YOUR INSTRUCTIONS - What follows are records. Restate all of them word for word.

RECORD SET -
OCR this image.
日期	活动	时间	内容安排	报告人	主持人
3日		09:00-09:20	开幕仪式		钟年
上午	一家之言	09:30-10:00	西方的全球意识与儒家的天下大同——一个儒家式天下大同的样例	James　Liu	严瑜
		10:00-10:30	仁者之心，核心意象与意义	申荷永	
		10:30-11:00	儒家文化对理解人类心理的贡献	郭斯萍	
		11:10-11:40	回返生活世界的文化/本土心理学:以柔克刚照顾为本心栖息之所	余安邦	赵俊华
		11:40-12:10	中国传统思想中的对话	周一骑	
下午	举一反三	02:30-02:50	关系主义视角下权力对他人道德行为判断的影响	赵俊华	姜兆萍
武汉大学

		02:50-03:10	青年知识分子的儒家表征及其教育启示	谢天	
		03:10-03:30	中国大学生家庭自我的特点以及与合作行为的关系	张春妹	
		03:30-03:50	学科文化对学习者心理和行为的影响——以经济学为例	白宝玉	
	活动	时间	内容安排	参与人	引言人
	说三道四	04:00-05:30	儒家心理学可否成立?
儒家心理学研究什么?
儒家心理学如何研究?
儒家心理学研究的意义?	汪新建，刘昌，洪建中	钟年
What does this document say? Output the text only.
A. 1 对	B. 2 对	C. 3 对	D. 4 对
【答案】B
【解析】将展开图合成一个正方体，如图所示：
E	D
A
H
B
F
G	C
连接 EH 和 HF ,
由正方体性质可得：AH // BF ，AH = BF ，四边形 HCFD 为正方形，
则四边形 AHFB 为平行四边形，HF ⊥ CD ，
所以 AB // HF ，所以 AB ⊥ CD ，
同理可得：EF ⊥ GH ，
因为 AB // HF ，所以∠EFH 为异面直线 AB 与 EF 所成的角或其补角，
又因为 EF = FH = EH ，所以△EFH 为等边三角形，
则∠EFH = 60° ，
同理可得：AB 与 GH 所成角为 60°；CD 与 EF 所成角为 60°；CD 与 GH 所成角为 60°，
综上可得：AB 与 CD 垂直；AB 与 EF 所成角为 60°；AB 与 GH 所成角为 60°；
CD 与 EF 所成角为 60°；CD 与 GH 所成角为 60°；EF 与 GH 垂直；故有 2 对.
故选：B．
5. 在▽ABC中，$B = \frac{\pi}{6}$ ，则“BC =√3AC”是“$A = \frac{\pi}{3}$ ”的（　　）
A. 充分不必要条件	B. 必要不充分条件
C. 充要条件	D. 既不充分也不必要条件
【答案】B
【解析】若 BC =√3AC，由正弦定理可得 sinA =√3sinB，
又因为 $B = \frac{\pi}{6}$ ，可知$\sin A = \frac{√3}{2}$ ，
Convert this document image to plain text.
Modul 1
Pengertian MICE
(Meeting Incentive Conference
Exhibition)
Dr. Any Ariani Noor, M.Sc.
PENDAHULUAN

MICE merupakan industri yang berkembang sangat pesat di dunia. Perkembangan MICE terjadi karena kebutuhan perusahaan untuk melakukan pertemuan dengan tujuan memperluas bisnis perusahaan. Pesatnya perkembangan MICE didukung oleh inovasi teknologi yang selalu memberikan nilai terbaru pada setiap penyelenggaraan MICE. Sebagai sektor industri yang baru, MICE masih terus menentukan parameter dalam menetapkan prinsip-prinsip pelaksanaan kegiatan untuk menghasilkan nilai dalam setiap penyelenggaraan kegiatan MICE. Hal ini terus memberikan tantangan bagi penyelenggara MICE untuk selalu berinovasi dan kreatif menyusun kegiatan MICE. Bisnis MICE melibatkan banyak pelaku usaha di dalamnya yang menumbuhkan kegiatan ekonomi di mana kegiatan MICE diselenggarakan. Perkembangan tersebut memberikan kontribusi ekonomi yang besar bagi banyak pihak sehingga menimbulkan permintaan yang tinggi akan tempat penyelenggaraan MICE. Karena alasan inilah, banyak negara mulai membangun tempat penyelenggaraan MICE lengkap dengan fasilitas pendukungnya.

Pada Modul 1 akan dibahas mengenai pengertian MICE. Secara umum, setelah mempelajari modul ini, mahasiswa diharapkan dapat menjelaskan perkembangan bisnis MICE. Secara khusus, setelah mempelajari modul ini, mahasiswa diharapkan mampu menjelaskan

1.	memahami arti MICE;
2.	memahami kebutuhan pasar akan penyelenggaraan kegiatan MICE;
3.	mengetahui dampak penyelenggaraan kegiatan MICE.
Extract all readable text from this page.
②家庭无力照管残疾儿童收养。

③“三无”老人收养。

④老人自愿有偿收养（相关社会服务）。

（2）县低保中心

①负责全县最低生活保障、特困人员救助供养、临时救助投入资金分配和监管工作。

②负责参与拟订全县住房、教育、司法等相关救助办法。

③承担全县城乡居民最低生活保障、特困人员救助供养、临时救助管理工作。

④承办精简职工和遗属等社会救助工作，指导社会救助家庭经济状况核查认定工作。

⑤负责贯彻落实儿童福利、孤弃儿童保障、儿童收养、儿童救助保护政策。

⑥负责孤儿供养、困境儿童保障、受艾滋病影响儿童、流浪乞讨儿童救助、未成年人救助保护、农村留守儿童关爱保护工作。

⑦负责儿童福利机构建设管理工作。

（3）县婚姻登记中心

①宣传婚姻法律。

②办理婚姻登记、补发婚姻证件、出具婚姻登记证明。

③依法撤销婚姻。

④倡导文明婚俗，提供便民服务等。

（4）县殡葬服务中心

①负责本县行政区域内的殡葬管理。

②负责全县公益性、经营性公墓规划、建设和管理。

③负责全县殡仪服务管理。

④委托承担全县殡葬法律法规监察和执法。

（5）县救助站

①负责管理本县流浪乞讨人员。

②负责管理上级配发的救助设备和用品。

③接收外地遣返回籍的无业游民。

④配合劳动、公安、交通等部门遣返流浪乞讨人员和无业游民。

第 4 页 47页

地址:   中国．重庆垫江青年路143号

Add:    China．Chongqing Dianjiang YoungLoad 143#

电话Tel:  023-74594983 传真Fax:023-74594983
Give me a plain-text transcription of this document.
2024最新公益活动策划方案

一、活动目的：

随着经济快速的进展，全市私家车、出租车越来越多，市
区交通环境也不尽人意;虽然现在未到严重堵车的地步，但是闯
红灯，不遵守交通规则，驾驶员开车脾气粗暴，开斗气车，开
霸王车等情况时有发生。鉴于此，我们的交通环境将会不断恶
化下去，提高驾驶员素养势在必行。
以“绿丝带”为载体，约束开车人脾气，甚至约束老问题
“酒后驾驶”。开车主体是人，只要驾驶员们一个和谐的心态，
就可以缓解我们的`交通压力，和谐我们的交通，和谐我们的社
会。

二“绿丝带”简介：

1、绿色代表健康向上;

EXERCISE SOLUTION -
OCR this image.
日期	活动	时间	内容安排	报告人	主持人
3日		09:00-09:20	开幕仪式		钟年
上午	一家之言	09:30-10:00	西方的全球意识与儒家的天下大同——一个儒家式天下大同的样例	James　Liu	严瑜
		10:00-10:30	仁者之心，核心意象与意义	申荷永	
		10:30-11:00	儒家文化对理解人类心理的贡献	郭斯萍	
		11:10-11:40	回返生活世界的文化/本土心理学:以柔克刚照顾为本心栖息之所	余安邦	赵俊华
		11:40-12:10	中国传统思想中的对话	周一骑	
下午	举一反三	02:30-02:50	关系主义视角下权力对他人道德行为判断的影响	赵俊华	姜兆萍
武汉大学

		02:50-03:10	青年知识分子的儒家表征及其教育启示	谢天	
		03:10-03:30	中国大学生家庭自我的特点以及与合作行为的关系	张春妹	
		03:30-03:50	学科文化对学习者心理和行为的影响——以经济学为例	白宝玉	
	活动	时间	内容安排	参与人	引言人
	说三道四	04:00-05:30	儒家心理学可否成立?
儒家心理学研究什么?
儒家心理学如何研究?
儒家心理学研究的意义?	汪新建，刘昌，洪建中	钟年
What does this document say? Output the text only.
A. 1 对	B. 2 对	C. 3 对	D. 4 对
【答案】B
【解析】将展开图合成一个正方体，如图所示：
E	D
A
H
B
F
G	C
连接 EH 和 HF ,
由正方体性质可得：AH // BF ，AH = BF ，四边形 HCFD 为正方形，
则四边形 AHFB 为平行四边形，HF ⊥ CD ，
所以 AB // HF ，所以 AB ⊥ CD ，
同理可得：EF ⊥ GH ，
因为 AB // HF ，所以∠EFH 为异面直线 AB 与 EF 所成的角或其补角，
又因为 EF = FH = EH ，所以△EFH 为等边三角形，
则∠EFH = 60° ，
同理可得：AB 与 GH 所成角为 60°；CD 与 EF 所成角为 60°；CD 与 GH 所成角为 60°，
综上可得：AB 与 CD 垂直；AB 与 EF 所成角为 60°；AB 与 GH 所成角为 60°；
CD 与 EF 所成角为 60°；CD 与 GH 所成角为 60°；EF 与 GH 垂直；故有 2 对.
故选：B．
5. 在▽ABC中，$B = \frac{\pi}{6}$ ，则“BC =√3AC”是“$A = \frac{\pi}{3}$ ”的（　　）
A. 充分不必要条件	B. 必要不充分条件
C. 充要条件	D. 既不充分也不必要条件
【答案】B
【解析】若 BC =√3AC，由正弦定理可得 sinA =√3sinB，
又因为 $B = \frac{\pi}{6}$ ，可知$\sin A = \frac{√3}{2}$ ，
Convert this document image to plain text.
Modul 1
Pengertian MICE
(Meeting Incentive Conference
Exhibition)
Dr. Any Ariani Noor, M.Sc.
PENDAHULUAN

MICE merupakan industri yang berkembang sangat pesat di dunia. Perkembangan MICE terjadi karena kebutuhan perusahaan untuk melakukan pertemuan dengan tujuan memperluas bisnis perusahaan. Pesatnya perkembangan MICE didukung oleh inovasi teknologi yang selalu memberikan nilai terbaru pada setiap penyelenggaraan MICE. Sebagai sektor industri yang baru, MICE masih terus menentukan parameter dalam menetapkan prinsip-prinsip pelaksanaan kegiatan untuk menghasilkan nilai dalam setiap penyelenggaraan kegiatan MICE. Hal ini terus memberikan tantangan bagi penyelenggara MICE untuk selalu berinovasi dan kreatif menyusun kegiatan MICE. Bisnis MICE melibatkan banyak pelaku usaha di dalamnya yang menumbuhkan kegiatan ekonomi di mana kegiatan MICE diselenggarakan. Perkembangan tersebut memberikan kontribusi ekonomi yang besar bagi banyak pihak sehingga menimbulkan permintaan yang tinggi akan tempat penyelenggaraan MICE. Karena alasan inilah, banyak negara mulai membangun tempat penyelenggaraan MICE lengkap dengan fasilitas pendukungnya.

Pada Modul 1 akan dibahas mengenai pengertian MICE. Secara umum, setelah mempelajari modul ini, mahasiswa diharapkan dapat menjelaskan perkembangan bisnis MICE. Secara khusus, setelah mempelajari modul ini, mahasiswa diharapkan mampu menjelaskan

1.	memahami arti MICE;
2.	memahami kebutuhan pasar akan penyelenggaraan kegiatan MICE;
3.	mengetahui dampak penyelenggaraan kegiatan MICE.
Extract all readable text from this page.
②家庭无力照管残疾儿童收养。

③“三无”老人收养。

④老人自愿有偿收养（相关社会服务）。

（2）县低保中心

①负责全县最低生活保障、特困人员救助供养、临时救助投入资金分配和监管工作。

②负责参与拟订全县住房、教育、司法等相关救助办法。

③承担全县城乡居民最低生活保障、特困人员救助供养、临时救助管理工作。

④承办精简职工和遗属等社会救助工作，指导社会救助家庭经济状况核查认定工作。

⑤负责贯彻落实儿童福利、孤弃儿童保障、儿童收养、儿童救助保护政策。

⑥负责孤儿供养、困境儿童保障、受艾滋病影响儿童、流浪乞讨儿童救助、未成年人救助保护、农村留守儿童关爱保护工作。

⑦负责儿童福利机构建设管理工作。

（3）县婚姻登记中心

①宣传婚姻法律。

②办理婚姻登记、补发婚姻证件、出具婚姻登记证明。

③依法撤销婚姻。

④倡导文明婚俗，提供便民服务等。

（4）县殡葬服务中心

①负责本县行政区域内的殡葬管理。

②负责全县公益性、经营性公墓规划、建设和管理。

③负责全县殡仪服务管理。

④委托承担全县殡葬法律法规监察和执法。

（5）县救助站

①负责管理本县流浪乞讨人员。

②负责管理上级配发的救助设备和用品。

③接收外地遣返回籍的无业游民。

④配合劳动、公安、交通等部门遣返流浪乞讨人员和无业游民。

第 4 页 47页

地址:   中国．重庆垫江青年路143号

Add:    China．Chongqing Dianjiang YoungLoad 143#

电话Tel:  023-74594983 传真Fax:023-74594983
Give me a plain-text transcription of this document.
2024最新公益活动策划方案

一、活动目的：

随着经济快速的进展，全市私家车、出租车越来越多，市
区交通环境也不尽人意;虽然现在未到严重堵车的地步，但是闯
红灯，不遵守交通规则，驾驶员开车脾气粗暴，开斗气车，开
霸王车等情况时有发生。鉴于此，我们的交通环境将会不断恶
化下去，提高驾驶员素养势在必行。
以“绿丝带”为载体，约束开车人脾气，甚至约束老问题
“酒后驾驶”。开车主体是人，只要驾驶员们一个和谐的心态，
就可以缓解我们的`交通压力，和谐我们的交通，和谐我们的社
会。

二“绿丝带”简介：

1、绿色代表健康向上;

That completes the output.